# [EXERCISE DIRECTIONS]
Beneath this task is a listing; retype all of it exactly.

# [GIVEN INFORMATION]
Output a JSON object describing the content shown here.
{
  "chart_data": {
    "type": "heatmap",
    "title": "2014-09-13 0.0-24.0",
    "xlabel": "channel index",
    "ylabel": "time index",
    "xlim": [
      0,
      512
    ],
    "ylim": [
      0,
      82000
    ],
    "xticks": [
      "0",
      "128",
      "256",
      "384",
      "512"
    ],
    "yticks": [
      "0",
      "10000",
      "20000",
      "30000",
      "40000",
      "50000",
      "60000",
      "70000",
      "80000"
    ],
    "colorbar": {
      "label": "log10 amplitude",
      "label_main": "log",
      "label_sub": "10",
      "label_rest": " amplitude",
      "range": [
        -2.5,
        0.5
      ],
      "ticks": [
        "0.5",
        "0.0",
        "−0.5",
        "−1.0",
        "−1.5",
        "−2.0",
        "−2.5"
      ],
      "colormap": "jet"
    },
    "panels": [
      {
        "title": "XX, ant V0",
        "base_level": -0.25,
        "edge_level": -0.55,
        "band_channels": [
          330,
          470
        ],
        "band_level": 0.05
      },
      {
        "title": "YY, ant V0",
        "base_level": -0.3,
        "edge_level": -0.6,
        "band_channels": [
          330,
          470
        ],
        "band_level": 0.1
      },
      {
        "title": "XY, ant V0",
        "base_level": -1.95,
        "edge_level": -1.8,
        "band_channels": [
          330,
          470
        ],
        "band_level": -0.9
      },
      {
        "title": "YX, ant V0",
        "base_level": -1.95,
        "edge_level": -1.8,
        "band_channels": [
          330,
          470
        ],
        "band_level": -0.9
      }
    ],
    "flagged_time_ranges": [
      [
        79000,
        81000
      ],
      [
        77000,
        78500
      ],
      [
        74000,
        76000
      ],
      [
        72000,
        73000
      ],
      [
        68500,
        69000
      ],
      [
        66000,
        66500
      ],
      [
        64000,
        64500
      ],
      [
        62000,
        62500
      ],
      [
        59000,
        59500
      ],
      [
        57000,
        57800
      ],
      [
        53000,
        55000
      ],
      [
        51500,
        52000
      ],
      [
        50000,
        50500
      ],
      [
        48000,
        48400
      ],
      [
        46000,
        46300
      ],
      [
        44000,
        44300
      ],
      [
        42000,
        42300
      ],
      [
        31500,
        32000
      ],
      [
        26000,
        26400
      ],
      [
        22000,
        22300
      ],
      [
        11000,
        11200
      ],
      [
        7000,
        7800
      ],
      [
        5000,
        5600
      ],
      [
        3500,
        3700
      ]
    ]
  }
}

# [ANSWER TO THIS TASK]
Output a JSON object describing the content shown here.
{
  "chart_data": {
    "type": "heatmap",
    "title": "2014-09-13 0.0-24.0",
    "xlabel": "channel index",
    "ylabel": "time index",
    "xlim": [
      0,
      512
    ],
    "ylim": [
      0,
      82000
    ],
    "xticks": [
      "0",
      "128",
      "256",
      "384",
      "512"
    ],
    "yticks": [
      "0",
      "10000",
      "20000",
      "30000",
      "40000",
      "50000",
      "60000",
      "70000",
      "80000"
    ],
    "colorbar": {
      "label": "log10 amplitude",
      "label_main": "log",
      "label_sub": "10",
      "label_rest": " amplitude",
      "range": [
        -2.5,
        0.5
      ],
      "ticks": [
        "0.5",
        "0.0",
        "−0.5",
        "−1.0",
        "−1.5",
        "−2.0",
        "−2.5"
      ],
      "colormap": "jet"
    },
    "panels": [
      {
        "title": "XX, ant V0",
        "base_level": -0.25,
        "edge_level": -0.55,
        "band_channels": [
          330,
          470
        ],
        "band_level": 0.05
      },
      {
        "title": "YY, ant V0",
        "base_level": -0.3,
        "edge_level": -0.6,
        "band_channels": [
          330,
          470
        ],
        "band_level": 0.1
      },
      {
        "title": "XY, ant V0",
        "base_level": -1.95,
        "edge_level": -1.8,
        "band_channels": [
          330,
          470
        ],
        "band_level": -0.9
      },
      {
        "title": "YX, ant V0",
        "base_level": -1.95,
        "edge_level": -1.8,
        "band_channels": [
          330,
          470
        ],
        "band_level": -0.9
      }
    ],
    "flagged_time_ranges": [
      [
        79000,
        81000
      ],
      [
        77000,
        78500
      ],
      [
        74000,
        76000
      ],
      [
        72000,
        73000
      ],
      [
        68500,
        69000
      ],
      [
        66000,
        66500
      ],
      [
        64000,
        64500
      ],
      [
        62000,
        62500
      ],
      [
        59000,
        59500
      ],
      [
        57000,
        57800
      ],
      [
        53000,
        55000
      ],
      [
        51500,
        52000
      ],
      [
        50000,
        50500
      ],
      [
        48000,
        48400
      ],
      [
        46000,
        46300
      ],
      [
        44000,
        44300
      ],
      [
        42000,
        42300
      ],
      [
        31500,
        32000
      ],
      [
        26000,
        26400
      ],
      [
        22000,
        22300
      ],
      [
        11000,
        11200
      ],
      [
        7000,
        7800
      ],
      [
        5000,
        5600
      ],
      [
        3500,
        3700
      ]
    ]
  }
}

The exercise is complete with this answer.